EXTRACTED RECORDS start

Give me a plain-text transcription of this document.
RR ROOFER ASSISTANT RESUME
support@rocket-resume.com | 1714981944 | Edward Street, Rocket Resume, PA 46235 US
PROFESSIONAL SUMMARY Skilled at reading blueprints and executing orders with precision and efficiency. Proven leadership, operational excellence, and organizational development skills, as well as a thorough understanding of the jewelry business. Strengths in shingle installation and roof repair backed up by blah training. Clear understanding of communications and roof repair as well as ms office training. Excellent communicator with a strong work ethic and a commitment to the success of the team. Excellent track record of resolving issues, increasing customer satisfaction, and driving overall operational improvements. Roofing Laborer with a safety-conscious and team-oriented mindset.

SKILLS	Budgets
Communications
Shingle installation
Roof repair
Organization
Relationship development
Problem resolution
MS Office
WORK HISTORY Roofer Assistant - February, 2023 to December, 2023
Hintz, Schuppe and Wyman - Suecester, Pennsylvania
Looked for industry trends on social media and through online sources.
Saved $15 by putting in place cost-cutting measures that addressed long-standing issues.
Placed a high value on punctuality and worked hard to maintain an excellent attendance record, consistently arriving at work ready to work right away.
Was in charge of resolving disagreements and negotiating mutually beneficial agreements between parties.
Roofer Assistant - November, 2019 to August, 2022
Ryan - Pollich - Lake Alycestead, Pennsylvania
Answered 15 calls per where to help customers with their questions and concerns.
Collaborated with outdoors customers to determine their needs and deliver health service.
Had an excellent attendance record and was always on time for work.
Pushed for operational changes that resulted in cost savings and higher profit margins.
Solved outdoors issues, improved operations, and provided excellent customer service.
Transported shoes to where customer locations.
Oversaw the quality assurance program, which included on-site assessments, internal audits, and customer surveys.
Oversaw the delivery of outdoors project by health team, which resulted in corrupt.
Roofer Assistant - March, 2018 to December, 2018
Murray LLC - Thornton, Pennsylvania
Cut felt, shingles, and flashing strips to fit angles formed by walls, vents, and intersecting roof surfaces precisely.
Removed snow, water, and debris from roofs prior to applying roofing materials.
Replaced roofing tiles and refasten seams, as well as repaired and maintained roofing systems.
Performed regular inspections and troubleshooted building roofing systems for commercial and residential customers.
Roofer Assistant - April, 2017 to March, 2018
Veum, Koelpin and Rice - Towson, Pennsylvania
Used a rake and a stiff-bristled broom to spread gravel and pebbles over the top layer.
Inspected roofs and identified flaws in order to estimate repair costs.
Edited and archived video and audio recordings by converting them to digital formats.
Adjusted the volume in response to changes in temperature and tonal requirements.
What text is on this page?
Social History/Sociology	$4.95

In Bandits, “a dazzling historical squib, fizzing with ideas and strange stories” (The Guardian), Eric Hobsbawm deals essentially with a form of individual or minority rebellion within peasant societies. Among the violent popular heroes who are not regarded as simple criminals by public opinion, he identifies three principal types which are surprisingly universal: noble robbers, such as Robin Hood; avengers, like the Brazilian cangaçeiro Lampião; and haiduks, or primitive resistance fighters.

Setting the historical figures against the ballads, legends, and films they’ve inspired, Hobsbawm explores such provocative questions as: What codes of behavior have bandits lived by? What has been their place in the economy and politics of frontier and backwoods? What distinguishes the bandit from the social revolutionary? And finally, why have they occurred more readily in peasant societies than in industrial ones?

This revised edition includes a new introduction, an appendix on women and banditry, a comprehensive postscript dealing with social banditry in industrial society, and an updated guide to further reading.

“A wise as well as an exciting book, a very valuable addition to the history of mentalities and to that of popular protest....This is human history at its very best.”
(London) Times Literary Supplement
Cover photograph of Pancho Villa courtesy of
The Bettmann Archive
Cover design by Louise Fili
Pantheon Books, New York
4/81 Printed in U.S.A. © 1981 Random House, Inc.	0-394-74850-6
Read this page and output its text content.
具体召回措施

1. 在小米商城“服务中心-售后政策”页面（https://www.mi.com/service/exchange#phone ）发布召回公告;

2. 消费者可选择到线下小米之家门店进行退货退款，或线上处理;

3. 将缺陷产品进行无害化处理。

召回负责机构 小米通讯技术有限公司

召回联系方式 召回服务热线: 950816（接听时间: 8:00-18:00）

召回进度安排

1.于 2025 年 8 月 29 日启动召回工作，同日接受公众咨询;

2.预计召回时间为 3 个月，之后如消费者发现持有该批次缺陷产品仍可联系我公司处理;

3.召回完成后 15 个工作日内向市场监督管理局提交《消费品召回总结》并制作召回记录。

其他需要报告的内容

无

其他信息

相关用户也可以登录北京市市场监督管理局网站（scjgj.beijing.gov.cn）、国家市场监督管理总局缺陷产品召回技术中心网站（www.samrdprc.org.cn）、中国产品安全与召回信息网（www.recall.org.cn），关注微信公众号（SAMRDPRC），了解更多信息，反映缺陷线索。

EXTRACTED RECORDS end

Select every line of the records holding the string "that".

Saved $15 by putting in place cost-cutting measures that addressed long-standing issues.
Pushed for operational changes that resulted in cost savings and higher profit margins.
“A wise as well as an exciting book, a very valuable addition to the history of mentalities and to that of popular protest....This is human history at its very best.”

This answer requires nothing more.